Check each line for the word "DSSs" and give how many have it. Say nothing else.

(Records from a data collection)
┄┄┄┄┄┄┄┄┄┄

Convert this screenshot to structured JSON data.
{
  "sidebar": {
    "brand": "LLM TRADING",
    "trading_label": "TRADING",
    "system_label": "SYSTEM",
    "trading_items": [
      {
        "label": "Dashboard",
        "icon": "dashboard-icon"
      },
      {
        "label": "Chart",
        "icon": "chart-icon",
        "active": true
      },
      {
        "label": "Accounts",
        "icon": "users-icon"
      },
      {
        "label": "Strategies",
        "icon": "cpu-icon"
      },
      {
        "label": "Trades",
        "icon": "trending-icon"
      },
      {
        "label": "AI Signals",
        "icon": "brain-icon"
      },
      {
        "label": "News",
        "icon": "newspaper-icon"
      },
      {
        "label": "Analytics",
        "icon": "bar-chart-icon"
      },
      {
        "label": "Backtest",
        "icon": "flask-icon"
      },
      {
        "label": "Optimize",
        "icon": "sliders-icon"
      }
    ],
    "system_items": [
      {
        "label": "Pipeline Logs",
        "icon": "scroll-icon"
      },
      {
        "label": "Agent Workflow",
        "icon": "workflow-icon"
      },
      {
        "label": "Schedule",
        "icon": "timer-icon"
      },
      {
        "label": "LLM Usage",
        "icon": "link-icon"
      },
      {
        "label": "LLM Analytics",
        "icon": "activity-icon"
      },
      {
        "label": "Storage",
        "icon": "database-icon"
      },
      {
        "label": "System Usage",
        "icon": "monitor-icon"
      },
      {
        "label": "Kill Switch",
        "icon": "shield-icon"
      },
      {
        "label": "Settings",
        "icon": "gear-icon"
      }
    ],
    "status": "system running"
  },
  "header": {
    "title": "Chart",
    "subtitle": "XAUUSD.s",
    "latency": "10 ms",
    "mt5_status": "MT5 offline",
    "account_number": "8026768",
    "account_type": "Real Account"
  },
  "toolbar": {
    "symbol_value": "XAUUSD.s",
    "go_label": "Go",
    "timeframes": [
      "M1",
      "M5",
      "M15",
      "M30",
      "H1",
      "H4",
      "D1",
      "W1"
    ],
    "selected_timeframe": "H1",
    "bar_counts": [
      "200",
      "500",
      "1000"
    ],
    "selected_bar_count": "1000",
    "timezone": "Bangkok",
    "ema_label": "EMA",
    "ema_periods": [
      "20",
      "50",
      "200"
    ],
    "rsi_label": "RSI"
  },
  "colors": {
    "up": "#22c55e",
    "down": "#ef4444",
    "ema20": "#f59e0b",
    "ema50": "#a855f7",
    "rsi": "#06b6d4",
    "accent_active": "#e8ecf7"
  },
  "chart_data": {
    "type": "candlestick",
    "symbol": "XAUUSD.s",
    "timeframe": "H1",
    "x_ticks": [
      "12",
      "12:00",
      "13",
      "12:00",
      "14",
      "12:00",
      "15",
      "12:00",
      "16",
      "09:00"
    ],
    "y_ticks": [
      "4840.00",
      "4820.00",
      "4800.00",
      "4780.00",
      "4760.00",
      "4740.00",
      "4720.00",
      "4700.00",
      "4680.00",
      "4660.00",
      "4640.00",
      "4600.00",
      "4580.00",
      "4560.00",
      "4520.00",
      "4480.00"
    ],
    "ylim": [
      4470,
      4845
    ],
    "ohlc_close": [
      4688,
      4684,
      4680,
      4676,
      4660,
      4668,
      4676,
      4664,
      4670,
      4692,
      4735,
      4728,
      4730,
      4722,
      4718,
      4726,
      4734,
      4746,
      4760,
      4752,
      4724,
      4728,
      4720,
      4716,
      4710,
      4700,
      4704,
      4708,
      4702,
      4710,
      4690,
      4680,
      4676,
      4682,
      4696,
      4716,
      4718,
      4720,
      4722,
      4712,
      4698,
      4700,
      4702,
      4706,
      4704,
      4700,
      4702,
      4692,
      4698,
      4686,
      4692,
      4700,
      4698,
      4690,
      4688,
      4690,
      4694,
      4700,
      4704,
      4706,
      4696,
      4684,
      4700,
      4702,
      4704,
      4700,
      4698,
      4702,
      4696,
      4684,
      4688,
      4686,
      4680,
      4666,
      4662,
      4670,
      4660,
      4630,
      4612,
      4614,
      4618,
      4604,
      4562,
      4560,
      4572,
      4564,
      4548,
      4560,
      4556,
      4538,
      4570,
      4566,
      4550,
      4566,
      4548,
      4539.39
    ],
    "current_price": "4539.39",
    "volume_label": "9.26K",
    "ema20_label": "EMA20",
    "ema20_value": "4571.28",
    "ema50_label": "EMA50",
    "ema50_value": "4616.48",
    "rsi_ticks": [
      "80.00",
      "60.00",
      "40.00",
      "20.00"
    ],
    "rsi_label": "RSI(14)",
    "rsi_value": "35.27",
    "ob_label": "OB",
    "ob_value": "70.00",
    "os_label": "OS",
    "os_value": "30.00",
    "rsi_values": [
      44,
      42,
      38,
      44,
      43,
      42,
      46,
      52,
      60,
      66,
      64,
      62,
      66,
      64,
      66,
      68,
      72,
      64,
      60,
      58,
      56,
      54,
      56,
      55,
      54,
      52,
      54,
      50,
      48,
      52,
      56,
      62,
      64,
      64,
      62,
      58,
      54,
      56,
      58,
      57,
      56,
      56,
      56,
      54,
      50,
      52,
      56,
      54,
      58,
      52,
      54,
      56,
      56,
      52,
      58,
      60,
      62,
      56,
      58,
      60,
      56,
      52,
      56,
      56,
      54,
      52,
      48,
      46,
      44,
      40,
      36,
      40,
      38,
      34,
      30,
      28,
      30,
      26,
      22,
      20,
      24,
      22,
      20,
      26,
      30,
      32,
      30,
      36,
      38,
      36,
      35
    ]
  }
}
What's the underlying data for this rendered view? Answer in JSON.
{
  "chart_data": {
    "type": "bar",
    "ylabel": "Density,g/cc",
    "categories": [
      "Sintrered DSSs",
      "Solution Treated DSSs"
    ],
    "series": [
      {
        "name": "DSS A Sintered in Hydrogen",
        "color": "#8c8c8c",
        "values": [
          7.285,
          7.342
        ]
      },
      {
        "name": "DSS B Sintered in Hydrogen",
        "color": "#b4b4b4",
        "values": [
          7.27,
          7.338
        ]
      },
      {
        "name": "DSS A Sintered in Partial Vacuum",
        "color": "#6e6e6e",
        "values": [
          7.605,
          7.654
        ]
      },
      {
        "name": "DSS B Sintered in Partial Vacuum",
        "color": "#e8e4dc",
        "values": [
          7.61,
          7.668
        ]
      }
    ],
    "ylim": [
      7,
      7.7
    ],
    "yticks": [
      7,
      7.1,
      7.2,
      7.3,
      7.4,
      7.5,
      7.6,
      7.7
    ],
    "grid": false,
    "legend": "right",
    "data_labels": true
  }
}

┄┄┄┄┄┄┄┄┄┄

__TASK RESPONSE__:
2